Page transcription records
--------------------------------------------------

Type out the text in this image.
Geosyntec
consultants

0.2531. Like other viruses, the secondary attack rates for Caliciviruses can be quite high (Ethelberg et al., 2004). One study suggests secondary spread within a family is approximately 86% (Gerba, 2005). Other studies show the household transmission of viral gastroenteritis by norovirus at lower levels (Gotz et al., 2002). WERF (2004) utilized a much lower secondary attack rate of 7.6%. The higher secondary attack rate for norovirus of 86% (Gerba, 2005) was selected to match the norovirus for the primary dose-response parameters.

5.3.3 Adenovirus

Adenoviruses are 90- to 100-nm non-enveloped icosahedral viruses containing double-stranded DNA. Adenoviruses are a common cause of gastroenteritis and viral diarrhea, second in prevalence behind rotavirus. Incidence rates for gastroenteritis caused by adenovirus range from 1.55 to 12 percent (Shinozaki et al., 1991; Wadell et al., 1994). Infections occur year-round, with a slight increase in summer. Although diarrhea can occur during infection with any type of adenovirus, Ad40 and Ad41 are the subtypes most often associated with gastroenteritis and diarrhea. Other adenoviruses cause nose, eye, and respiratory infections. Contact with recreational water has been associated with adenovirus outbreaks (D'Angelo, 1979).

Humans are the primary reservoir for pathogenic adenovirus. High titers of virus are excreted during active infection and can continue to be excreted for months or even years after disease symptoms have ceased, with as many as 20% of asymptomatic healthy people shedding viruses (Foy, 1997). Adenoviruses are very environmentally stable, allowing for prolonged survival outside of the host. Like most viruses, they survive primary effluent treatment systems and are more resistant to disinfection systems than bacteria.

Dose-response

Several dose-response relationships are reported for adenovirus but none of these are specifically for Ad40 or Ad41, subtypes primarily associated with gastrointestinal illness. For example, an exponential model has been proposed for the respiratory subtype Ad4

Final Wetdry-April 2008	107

--------------------------------------------------

--- Required action ---
All the entries above must be repeated exactly as they were given.

--- Answer box ---
Type out the text in this image.
Geosyntec
consultants

0.2531. Like other viruses, the secondary attack rates for Caliciviruses can be quite high (Ethelberg et al., 2004). One study suggests secondary spread within a family is approximately 86% (Gerba, 2005). Other studies show the household transmission of viral gastroenteritis by norovirus at lower levels (Gotz et al., 2002). WERF (2004) utilized a much lower secondary attack rate of 7.6%. The higher secondary attack rate for norovirus of 86% (Gerba, 2005) was selected to match the norovirus for the primary dose-response parameters.

5.3.3 Adenovirus

Adenoviruses are 90- to 100-nm non-enveloped icosahedral viruses containing double-stranded DNA. Adenoviruses are a common cause of gastroenteritis and viral diarrhea, second in prevalence behind rotavirus. Incidence rates for gastroenteritis caused by adenovirus range from 1.55 to 12 percent (Shinozaki et al., 1991; Wadell et al., 1994). Infections occur year-round, with a slight increase in summer. Although diarrhea can occur during infection with any type of adenovirus, Ad40 and Ad41 are the subtypes most often associated with gastroenteritis and diarrhea. Other adenoviruses cause nose, eye, and respiratory infections. Contact with recreational water has been associated with adenovirus outbreaks (D'Angelo, 1979).

Humans are the primary reservoir for pathogenic adenovirus. High titers of virus are excreted during active infection and can continue to be excreted for months or even years after disease symptoms have ceased, with as many as 20% of asymptomatic healthy people shedding viruses (Foy, 1997). Adenoviruses are very environmentally stable, allowing for prolonged survival outside of the host. Like most viruses, they survive primary effluent treatment systems and are more resistant to disinfection systems than bacteria.

Dose-response

Several dose-response relationships are reported for adenovirus but none of these are specifically for Ad40 or Ad41, subtypes primarily associated with gastrointestinal illness. For example, an exponential model has been proposed for the respiratory subtype Ad4

Final Wetdry-April 2008	107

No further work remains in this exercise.